┏━━

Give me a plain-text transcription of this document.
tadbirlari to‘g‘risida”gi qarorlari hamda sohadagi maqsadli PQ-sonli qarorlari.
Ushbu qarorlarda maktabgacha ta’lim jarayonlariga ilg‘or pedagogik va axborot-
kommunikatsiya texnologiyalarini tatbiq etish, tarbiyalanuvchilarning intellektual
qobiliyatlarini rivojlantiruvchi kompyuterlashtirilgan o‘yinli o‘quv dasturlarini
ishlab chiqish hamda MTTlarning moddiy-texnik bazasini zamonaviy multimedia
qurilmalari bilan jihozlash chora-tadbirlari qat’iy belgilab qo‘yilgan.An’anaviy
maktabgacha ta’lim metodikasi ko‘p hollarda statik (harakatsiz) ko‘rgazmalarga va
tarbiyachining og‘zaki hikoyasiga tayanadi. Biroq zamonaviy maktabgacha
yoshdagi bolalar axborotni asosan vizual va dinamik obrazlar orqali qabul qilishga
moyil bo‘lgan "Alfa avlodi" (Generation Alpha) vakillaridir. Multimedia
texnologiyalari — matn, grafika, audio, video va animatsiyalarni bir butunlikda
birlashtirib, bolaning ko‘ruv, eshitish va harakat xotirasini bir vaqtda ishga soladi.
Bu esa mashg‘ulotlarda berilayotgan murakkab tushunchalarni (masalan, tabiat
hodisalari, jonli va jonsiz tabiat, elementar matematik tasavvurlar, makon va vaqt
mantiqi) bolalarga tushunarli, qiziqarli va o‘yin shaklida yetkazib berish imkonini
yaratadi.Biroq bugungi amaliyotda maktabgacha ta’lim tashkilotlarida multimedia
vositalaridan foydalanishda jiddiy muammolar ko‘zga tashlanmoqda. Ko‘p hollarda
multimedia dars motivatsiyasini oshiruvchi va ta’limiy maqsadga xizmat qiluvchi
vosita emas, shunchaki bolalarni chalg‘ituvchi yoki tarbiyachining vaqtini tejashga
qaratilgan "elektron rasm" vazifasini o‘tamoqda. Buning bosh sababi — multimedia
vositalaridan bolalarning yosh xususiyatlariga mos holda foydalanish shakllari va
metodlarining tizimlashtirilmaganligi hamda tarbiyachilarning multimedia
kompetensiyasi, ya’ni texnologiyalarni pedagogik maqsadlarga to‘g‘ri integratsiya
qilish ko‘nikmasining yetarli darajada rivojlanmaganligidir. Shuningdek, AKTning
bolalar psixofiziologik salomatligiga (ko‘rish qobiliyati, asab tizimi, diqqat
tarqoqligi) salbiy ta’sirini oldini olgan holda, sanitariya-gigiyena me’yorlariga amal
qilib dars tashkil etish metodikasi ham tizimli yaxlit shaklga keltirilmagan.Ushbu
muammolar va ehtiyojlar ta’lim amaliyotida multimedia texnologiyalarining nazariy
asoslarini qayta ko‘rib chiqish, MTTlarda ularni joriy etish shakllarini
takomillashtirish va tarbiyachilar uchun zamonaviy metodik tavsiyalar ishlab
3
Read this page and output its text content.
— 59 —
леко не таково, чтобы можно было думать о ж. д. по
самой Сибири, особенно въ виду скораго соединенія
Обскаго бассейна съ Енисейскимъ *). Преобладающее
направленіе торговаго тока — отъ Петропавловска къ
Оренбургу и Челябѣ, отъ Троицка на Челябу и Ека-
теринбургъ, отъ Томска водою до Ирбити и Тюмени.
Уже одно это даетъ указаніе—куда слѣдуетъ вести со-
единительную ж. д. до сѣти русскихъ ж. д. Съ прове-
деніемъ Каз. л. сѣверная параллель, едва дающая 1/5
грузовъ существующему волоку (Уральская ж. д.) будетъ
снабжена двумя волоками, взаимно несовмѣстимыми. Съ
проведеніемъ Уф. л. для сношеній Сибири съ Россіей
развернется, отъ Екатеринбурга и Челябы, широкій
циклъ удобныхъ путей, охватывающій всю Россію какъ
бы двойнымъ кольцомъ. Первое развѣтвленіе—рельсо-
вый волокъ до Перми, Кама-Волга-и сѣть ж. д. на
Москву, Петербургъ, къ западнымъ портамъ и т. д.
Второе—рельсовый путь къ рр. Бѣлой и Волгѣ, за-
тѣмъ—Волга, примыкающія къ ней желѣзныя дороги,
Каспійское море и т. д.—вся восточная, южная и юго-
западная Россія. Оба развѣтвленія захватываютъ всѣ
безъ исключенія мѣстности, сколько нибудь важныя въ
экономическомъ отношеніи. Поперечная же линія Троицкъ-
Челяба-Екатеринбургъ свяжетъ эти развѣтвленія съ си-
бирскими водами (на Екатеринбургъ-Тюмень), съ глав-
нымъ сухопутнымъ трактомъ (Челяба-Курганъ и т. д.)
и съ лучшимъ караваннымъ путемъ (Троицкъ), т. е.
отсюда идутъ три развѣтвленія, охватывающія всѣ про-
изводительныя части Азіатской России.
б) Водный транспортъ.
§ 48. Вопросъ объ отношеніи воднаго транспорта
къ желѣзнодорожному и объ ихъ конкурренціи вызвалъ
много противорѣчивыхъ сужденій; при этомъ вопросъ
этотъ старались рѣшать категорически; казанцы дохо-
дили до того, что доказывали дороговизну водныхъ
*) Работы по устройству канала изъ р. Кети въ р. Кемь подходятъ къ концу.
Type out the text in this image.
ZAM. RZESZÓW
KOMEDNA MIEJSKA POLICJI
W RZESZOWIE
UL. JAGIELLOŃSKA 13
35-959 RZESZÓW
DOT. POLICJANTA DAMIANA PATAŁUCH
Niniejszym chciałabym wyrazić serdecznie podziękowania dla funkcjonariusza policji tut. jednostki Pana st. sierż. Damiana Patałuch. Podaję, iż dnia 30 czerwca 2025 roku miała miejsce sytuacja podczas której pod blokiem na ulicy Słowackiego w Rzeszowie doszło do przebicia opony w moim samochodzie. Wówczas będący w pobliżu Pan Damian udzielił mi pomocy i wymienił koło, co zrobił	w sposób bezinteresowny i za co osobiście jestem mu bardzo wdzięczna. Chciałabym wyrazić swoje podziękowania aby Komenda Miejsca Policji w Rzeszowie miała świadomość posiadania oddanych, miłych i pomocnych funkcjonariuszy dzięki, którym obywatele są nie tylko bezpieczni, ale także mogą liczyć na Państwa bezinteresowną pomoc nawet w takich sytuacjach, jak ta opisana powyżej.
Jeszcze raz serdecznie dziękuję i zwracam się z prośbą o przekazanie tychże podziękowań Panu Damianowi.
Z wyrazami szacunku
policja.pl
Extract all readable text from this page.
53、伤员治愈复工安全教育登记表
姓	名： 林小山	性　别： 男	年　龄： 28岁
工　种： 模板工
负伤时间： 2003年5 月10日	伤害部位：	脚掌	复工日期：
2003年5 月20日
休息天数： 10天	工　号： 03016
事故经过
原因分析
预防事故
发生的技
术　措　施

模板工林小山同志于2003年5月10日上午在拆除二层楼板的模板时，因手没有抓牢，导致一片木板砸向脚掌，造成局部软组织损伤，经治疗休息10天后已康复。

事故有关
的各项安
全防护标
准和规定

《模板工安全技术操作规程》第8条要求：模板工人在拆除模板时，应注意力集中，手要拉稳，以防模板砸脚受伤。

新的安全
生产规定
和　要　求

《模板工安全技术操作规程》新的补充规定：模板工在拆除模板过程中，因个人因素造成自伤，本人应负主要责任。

┗━━

Return the lines beginning at the one that contains "Extract all readable text from this page." and continuing through the last line of the data, exactly as they stand and without any others.

Extract all readable text from this page.
53、伤员治愈复工安全教育登记表
姓	名： 林小山	性　别： 男	年　龄： 28岁
工　种： 模板工
负伤时间： 2003年5 月10日	伤害部位：	脚掌	复工日期：
2003年5 月20日
休息天数： 10天	工　号： 03016
事故经过
原因分析
预防事故
发生的技
术　措　施

模板工林小山同志于2003年5月10日上午在拆除二层楼板的模板时，因手没有抓牢，导致一片木板砸向脚掌，造成局部软组织损伤，经治疗休息10天后已康复。

事故有关
的各项安
全防护标
准和规定

《模板工安全技术操作规程》第8条要求：模板工人在拆除模板时，应注意力集中，手要拉稳，以防模板砸脚受伤。

新的安全
生产规定
和　要　求

《模板工安全技术操作规程》新的补充规定：模板工在拆除模板过程中，因个人因素造成自伤，本人应负主要责任。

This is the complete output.